-------- TEXT PROVIDED --------

LCC: How – if at all – do you think your approach to music has been affected by the fact that you’ve only been writing songs for about six years? Has it perhaps allowed you to grow organically, or made you more immune to cliches than, say, someone who’s been immersed in music since day one?

MH: Growing up, I was a lyric memorizer. I could listen to a song a few times and know all the words, and I would always pay attention to meaning. At some point in my early teens, I started to pay attention to the difference between a line being animated because the singer was great, and a line being animated because a line was great. In a way, that was songwriting study. When I discovered Leonard Cohen’s lyrics, they became my touchstone. Musically, I think my philosophy was more like, go with what you hear, and get the skills later. For example, when I started songwriting, I would hear a melody in my head, figure out the chords on the piano, and then learn them on the guitar. It might take 10 months before I could play the song live, but determination and will go a long way. I don’t know if my newness protects me from cliche. I think in a way, it’s because I’m just willing to use the skills that I have and not feel limited by my limitations. I’m still learning a lot about music every day.

LCC: What were you doing artistically before you started playing music?

--------

● TASKS:
A. In the interview, whose lyrics does MH say became a touchstone?
B. Update the interview: write out everything from "LCC: How – if" down to "since day one?", swapping "cliches" for "formulas".

-------- EXTRACTED RECORDS --------

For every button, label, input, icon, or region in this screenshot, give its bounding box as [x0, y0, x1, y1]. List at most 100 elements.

--------
-------- EXTRACTED RECORDS --------

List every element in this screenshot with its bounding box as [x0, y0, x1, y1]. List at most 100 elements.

--------

● WORKED ANSWERS:
A. Leonard Cohen's lyrics became MH's touchstone.

B.
LCC: How – if at all – do you think your approach to music has been affected by the fact that you’ve only been writing songs for about six years? Has it perhaps allowed you to grow organically, or made you more immune to formulas than, say, someone who’s been immersed in music since day one?